*Dataset records*:
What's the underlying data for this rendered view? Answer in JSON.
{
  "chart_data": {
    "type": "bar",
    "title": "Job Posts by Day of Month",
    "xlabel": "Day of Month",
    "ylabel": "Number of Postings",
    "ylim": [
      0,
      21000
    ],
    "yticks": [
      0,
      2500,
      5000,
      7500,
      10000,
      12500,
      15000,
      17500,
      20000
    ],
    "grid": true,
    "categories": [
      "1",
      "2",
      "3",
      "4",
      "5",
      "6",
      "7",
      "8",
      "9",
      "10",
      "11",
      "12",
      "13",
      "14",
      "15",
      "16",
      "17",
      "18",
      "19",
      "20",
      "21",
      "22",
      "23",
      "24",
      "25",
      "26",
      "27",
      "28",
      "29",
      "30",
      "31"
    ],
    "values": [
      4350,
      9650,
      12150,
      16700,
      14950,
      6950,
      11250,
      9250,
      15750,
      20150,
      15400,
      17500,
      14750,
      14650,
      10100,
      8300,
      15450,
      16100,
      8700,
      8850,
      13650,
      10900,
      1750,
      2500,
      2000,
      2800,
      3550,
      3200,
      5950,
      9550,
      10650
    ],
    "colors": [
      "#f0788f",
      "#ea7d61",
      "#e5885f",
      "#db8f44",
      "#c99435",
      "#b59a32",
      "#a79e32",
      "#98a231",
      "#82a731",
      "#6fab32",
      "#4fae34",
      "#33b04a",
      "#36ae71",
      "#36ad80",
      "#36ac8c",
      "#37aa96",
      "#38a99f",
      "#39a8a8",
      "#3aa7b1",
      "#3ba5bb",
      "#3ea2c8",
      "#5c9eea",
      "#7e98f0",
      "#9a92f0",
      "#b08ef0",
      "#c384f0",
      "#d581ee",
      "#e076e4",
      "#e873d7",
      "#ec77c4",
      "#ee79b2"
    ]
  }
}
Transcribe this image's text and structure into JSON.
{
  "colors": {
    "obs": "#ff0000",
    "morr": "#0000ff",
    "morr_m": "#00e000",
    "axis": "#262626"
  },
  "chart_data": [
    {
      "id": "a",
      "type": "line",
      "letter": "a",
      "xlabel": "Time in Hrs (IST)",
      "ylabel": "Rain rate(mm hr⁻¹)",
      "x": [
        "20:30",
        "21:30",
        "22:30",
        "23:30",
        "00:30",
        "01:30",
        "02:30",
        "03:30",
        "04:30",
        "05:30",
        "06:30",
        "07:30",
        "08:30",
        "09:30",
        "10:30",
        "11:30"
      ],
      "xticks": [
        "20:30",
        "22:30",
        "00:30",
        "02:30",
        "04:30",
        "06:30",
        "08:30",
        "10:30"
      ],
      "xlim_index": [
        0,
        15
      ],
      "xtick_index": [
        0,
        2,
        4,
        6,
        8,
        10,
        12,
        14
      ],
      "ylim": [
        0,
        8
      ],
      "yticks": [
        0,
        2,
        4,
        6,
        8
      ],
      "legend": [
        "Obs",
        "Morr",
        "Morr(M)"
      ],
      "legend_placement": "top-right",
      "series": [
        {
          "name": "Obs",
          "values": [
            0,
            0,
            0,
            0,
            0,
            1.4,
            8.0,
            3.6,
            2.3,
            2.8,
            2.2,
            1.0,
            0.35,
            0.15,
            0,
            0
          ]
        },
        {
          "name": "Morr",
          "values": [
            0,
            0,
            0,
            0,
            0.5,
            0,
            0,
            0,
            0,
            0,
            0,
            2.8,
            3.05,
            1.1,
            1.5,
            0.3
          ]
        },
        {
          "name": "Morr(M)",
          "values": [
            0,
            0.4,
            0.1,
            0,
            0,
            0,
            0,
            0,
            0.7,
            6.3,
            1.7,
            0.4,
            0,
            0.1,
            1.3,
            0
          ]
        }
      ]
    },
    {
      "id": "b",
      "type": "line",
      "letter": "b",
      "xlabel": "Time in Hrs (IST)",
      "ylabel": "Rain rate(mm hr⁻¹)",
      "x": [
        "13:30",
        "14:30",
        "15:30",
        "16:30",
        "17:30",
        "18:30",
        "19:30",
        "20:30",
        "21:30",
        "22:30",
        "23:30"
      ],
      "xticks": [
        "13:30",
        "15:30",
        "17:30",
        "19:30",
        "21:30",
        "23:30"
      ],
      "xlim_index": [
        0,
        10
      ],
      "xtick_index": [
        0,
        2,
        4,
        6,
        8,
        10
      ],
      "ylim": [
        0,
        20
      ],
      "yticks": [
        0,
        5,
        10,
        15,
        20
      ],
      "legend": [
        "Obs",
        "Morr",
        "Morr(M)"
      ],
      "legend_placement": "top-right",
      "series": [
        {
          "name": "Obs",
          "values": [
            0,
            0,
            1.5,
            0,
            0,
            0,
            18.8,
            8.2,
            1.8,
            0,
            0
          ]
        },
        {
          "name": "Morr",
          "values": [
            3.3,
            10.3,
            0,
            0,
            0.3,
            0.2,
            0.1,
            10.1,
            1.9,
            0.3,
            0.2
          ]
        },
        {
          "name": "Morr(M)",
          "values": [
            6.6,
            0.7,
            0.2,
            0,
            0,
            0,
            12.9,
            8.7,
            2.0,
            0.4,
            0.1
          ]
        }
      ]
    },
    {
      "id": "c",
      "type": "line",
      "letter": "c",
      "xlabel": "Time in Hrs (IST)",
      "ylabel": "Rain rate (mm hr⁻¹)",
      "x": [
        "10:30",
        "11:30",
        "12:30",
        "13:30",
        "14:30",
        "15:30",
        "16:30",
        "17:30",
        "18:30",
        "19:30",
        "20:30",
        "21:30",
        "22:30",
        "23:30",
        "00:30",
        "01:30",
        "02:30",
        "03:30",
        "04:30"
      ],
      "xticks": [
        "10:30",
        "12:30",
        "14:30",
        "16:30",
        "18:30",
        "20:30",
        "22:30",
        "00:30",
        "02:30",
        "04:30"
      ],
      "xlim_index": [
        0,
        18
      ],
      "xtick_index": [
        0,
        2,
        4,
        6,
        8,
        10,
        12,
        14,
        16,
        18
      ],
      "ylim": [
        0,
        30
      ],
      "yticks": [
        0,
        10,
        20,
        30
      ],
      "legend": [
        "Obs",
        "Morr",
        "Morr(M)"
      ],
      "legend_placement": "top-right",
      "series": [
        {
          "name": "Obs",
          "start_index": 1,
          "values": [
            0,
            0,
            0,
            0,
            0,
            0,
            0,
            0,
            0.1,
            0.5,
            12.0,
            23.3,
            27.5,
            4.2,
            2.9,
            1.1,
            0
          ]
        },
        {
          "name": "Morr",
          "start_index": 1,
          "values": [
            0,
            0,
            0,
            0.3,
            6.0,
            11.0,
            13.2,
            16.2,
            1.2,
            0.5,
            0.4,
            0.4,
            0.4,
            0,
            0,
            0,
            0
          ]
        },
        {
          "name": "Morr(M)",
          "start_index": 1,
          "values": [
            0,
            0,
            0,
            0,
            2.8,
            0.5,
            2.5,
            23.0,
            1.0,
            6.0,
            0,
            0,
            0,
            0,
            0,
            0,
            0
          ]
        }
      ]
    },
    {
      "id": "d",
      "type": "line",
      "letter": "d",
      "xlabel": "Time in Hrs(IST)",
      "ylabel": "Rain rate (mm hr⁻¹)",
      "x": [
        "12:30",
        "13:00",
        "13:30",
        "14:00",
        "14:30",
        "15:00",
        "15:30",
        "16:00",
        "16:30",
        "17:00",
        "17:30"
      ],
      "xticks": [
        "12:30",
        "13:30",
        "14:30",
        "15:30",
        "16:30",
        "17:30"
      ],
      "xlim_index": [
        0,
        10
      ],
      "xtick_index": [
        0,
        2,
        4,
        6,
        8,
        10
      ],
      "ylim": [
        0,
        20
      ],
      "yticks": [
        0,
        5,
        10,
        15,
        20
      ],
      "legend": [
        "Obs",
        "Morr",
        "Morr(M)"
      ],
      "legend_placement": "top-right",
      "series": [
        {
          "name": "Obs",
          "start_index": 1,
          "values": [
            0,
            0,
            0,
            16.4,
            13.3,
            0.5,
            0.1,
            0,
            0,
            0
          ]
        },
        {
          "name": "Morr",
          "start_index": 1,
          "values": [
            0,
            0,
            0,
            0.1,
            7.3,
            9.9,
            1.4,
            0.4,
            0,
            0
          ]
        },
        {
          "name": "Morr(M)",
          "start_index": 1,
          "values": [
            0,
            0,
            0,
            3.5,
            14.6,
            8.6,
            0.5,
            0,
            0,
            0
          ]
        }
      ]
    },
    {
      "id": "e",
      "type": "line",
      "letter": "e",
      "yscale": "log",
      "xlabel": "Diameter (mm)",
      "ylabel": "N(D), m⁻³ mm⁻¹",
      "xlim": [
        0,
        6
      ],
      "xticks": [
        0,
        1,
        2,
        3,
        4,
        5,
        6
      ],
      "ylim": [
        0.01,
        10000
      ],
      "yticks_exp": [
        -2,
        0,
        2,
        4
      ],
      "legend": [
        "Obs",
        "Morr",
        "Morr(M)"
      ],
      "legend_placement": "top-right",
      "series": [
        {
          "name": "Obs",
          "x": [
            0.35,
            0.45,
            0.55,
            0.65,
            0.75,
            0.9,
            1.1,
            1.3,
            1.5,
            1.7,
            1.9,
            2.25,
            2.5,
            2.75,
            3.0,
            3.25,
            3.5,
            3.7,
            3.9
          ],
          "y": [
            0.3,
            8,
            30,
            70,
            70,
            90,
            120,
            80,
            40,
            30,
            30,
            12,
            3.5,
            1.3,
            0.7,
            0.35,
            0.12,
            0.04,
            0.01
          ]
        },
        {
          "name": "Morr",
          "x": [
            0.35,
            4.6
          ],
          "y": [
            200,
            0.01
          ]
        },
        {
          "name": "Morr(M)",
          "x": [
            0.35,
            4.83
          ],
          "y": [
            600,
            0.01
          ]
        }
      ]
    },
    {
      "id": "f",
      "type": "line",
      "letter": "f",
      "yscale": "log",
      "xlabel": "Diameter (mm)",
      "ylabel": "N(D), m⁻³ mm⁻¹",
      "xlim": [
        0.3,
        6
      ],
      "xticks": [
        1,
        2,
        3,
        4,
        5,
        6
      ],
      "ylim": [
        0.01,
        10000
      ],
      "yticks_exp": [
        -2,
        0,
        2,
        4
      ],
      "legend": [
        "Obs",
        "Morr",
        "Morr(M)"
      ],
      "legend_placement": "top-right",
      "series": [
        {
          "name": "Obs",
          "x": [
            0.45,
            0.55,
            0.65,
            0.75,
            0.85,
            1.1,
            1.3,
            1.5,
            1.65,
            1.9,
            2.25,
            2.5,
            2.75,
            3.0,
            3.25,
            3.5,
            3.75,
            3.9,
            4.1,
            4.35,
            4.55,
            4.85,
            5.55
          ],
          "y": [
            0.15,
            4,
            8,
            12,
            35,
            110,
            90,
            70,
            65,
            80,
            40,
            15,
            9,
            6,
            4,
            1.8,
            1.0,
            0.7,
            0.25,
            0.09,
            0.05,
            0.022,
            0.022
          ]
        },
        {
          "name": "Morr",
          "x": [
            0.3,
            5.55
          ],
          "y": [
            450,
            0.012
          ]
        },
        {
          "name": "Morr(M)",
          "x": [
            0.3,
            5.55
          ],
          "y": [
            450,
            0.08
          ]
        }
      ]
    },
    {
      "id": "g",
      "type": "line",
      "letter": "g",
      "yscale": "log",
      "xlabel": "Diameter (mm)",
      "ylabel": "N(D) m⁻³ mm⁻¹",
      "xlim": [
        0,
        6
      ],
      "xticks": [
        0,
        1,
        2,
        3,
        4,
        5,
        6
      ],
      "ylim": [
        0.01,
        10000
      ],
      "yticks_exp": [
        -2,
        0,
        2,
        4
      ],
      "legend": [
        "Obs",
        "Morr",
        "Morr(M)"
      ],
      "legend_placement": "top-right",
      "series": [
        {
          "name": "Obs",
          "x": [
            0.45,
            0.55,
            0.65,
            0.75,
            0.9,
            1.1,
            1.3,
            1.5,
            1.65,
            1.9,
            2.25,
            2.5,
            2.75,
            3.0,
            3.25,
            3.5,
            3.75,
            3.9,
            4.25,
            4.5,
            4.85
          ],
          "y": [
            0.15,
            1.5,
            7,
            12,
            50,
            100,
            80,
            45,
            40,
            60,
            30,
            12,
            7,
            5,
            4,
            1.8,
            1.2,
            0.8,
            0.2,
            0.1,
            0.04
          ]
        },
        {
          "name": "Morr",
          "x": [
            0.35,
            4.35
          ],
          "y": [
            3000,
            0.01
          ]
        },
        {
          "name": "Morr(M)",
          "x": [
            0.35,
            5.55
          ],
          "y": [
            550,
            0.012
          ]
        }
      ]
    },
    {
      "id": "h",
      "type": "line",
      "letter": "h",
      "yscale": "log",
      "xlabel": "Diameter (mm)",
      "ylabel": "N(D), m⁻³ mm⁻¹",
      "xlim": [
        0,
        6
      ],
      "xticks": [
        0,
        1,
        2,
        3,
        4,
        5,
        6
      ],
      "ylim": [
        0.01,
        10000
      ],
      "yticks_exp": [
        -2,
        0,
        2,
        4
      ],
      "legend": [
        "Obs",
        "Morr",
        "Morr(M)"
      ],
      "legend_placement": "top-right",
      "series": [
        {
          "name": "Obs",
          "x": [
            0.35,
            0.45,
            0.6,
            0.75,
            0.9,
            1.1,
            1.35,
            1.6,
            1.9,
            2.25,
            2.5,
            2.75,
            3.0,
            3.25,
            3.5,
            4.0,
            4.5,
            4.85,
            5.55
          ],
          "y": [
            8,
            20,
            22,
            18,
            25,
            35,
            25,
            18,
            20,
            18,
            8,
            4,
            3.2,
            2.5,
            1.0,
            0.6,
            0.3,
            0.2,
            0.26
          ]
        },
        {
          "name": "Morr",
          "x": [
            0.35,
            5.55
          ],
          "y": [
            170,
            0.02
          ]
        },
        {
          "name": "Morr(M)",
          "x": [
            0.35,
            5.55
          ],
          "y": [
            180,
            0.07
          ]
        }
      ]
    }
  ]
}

*Objective*: Show all lines from the records above where the word "JSON" occurs.

*Task output*:
What's the underlying data for this rendered view? Answer in JSON.
Transcribe this image's text and structure into JSON.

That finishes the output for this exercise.